→ Records supplied:

▼

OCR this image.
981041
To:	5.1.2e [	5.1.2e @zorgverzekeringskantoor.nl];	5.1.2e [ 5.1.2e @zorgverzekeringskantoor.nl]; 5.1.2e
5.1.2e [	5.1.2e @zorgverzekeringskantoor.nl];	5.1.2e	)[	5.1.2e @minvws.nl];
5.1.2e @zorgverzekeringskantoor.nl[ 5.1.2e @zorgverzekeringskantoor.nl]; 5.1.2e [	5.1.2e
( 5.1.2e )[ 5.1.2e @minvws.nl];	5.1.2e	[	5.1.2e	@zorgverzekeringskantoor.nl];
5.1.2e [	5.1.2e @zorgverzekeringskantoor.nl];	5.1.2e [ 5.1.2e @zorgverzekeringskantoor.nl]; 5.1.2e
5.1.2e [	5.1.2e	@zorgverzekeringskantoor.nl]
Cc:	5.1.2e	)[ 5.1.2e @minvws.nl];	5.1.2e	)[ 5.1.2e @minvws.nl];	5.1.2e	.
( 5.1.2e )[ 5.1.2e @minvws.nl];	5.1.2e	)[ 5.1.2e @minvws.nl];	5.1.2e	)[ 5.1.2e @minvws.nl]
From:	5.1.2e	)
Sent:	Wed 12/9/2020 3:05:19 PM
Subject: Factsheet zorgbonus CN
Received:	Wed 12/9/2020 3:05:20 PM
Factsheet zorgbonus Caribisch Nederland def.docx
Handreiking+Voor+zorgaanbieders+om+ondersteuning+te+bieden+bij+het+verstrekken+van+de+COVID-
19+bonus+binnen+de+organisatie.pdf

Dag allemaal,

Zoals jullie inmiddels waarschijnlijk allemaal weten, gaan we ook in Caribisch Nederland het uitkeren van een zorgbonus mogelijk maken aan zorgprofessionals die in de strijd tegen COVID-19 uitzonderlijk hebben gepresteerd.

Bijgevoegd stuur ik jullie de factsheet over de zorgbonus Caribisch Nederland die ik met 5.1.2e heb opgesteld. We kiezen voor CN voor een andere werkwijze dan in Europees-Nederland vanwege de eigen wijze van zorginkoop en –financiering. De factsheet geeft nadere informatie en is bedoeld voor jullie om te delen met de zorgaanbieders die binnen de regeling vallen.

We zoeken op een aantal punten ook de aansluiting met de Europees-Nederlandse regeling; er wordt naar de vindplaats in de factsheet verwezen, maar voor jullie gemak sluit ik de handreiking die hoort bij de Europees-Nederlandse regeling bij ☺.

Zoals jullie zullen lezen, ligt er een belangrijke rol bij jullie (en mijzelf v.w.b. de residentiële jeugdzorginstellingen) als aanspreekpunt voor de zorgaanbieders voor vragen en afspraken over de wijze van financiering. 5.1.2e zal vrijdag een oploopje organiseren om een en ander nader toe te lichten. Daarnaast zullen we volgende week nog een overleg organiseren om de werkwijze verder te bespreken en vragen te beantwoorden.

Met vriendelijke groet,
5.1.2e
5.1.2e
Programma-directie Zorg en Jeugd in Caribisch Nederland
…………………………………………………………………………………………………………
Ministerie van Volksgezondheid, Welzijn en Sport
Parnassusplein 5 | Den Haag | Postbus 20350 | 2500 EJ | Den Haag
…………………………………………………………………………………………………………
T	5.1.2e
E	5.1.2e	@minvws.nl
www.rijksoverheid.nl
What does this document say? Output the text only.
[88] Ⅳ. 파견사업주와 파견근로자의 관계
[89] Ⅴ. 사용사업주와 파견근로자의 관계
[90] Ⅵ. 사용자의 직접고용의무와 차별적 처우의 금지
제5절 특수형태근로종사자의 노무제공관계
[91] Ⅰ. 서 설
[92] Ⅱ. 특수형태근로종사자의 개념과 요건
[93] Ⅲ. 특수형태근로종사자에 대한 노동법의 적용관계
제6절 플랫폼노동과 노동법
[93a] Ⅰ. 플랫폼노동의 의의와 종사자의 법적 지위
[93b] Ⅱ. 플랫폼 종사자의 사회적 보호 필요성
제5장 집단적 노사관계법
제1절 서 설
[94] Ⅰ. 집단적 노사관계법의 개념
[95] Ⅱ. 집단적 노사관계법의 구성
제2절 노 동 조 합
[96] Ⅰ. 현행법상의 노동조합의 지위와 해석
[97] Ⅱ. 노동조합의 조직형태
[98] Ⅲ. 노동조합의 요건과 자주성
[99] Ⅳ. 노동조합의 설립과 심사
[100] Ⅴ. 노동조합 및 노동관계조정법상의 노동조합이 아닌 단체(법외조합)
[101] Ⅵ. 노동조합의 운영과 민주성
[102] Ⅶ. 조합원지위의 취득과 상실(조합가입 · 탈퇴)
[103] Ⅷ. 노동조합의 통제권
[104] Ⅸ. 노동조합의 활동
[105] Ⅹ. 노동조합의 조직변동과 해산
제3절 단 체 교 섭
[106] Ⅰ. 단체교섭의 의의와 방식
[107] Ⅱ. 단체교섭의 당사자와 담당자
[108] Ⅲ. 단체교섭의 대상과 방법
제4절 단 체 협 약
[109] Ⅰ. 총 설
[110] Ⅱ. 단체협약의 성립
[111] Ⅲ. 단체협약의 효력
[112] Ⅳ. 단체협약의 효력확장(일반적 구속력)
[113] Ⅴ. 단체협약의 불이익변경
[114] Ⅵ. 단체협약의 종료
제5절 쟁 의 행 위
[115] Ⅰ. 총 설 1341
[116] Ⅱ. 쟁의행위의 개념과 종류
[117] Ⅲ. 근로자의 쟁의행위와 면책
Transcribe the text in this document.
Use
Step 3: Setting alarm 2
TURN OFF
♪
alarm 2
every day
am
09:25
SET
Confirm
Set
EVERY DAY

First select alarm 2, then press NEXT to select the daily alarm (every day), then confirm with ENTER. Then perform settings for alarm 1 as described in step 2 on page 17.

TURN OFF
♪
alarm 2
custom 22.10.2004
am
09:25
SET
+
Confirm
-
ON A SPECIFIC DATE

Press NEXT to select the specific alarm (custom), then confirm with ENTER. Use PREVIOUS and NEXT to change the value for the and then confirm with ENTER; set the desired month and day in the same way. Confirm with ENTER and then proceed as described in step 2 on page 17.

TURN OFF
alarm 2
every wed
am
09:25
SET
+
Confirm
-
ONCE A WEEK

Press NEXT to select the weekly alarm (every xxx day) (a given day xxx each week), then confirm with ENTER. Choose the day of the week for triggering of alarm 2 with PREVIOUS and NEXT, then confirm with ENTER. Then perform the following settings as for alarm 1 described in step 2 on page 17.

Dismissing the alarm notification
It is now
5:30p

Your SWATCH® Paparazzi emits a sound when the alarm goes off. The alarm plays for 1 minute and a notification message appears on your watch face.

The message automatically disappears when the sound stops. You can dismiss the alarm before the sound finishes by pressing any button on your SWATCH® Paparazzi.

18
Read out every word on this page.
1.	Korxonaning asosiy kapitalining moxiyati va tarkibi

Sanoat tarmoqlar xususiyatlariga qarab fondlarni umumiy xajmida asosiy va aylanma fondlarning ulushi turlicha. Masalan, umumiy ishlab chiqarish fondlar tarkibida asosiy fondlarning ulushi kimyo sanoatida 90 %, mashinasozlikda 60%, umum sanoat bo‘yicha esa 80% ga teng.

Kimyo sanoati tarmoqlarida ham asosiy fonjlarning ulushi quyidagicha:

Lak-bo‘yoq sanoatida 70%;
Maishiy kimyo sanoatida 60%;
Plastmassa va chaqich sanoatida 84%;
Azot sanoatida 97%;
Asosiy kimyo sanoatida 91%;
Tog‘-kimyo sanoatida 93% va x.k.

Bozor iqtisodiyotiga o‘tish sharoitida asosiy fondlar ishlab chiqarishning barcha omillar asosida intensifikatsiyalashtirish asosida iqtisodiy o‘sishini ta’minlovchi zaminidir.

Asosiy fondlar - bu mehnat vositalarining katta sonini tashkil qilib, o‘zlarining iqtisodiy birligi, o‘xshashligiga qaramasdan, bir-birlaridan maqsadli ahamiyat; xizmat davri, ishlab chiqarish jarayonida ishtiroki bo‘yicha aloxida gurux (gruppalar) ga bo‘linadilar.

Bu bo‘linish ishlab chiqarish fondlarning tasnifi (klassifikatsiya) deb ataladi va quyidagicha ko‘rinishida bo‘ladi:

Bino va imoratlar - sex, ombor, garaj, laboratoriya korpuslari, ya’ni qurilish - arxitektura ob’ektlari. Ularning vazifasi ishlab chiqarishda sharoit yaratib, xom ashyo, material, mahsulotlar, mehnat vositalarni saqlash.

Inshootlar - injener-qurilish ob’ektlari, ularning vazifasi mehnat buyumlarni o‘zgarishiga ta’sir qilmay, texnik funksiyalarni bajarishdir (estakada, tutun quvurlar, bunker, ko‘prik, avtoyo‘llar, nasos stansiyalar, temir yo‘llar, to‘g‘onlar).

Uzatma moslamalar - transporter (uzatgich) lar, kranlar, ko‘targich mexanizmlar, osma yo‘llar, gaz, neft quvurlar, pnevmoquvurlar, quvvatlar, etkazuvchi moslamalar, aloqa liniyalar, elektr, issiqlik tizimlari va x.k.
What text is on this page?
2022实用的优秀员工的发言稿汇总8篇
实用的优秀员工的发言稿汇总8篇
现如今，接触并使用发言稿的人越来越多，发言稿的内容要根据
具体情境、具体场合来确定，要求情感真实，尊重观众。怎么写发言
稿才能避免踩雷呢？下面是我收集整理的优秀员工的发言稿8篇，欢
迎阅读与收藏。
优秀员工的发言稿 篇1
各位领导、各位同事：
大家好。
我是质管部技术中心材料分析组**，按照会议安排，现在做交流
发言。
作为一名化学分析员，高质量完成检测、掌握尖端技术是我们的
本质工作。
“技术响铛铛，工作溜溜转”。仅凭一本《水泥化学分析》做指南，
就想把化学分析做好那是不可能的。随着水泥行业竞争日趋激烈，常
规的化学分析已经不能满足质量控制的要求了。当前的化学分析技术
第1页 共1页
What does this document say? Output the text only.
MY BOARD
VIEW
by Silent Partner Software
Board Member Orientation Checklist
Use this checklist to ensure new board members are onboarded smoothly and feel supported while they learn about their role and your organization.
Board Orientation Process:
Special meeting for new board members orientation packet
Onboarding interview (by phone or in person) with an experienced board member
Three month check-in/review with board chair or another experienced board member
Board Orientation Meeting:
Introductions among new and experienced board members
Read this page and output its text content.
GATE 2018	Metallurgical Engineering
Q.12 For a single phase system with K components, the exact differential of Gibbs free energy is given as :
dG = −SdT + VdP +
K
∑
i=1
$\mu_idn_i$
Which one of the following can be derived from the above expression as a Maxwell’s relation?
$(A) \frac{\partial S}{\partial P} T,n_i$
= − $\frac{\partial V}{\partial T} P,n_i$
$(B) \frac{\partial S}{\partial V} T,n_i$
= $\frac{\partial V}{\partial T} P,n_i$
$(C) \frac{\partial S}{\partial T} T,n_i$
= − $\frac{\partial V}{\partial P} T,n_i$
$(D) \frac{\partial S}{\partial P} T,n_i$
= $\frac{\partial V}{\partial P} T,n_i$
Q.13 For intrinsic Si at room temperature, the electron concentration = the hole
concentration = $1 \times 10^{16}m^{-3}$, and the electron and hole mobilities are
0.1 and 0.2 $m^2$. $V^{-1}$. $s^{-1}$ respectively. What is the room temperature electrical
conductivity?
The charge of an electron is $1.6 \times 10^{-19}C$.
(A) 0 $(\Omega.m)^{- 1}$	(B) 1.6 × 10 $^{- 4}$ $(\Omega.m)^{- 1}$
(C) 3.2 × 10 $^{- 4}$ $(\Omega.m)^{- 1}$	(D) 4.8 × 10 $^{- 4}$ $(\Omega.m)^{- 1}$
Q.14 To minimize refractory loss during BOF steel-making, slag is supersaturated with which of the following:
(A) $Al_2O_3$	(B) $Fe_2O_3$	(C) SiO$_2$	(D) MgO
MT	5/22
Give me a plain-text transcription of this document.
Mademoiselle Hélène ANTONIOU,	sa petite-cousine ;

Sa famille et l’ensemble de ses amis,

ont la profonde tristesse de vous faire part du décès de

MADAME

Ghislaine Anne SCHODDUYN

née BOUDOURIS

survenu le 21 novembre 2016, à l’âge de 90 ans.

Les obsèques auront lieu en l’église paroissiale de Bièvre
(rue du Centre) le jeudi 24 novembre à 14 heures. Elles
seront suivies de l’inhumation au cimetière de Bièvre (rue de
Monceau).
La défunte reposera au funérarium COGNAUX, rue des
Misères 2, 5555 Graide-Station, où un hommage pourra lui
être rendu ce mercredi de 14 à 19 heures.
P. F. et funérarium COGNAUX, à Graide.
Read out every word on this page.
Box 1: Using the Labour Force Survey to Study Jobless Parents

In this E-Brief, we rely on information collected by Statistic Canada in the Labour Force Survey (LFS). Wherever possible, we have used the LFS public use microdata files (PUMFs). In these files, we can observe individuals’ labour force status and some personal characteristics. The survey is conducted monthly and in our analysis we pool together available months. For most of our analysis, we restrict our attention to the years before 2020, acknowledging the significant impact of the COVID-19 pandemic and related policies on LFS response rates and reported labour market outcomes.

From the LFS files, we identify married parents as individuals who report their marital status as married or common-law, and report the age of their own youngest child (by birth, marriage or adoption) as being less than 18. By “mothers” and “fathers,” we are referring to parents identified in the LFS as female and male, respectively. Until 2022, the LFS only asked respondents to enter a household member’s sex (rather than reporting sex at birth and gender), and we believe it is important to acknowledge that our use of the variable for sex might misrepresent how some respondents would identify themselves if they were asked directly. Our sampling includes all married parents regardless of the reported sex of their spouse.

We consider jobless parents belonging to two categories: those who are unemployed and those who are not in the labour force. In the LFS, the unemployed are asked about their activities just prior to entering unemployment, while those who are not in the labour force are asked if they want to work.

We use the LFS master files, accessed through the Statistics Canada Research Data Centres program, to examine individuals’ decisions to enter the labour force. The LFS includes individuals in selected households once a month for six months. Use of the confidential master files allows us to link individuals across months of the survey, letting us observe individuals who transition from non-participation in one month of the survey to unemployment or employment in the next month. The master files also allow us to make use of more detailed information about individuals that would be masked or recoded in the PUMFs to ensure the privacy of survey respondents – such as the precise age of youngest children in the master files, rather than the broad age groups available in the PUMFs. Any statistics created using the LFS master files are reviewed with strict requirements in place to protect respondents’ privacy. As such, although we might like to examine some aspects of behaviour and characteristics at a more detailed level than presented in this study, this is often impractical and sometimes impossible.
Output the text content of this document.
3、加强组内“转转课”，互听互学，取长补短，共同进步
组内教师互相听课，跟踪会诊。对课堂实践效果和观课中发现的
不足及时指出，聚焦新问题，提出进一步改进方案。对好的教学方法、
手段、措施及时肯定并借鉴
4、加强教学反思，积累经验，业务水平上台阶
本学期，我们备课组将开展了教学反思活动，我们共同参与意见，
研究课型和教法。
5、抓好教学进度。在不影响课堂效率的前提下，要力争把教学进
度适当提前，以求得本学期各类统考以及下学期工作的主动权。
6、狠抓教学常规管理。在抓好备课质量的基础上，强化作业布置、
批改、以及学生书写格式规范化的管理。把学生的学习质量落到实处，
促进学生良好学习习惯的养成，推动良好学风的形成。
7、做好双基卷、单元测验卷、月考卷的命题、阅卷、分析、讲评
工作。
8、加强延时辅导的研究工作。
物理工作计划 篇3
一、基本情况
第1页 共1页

▲

→ Task to complete: Report how many lines hold the string "months", giving the number and nothing else.

→ Written response: 2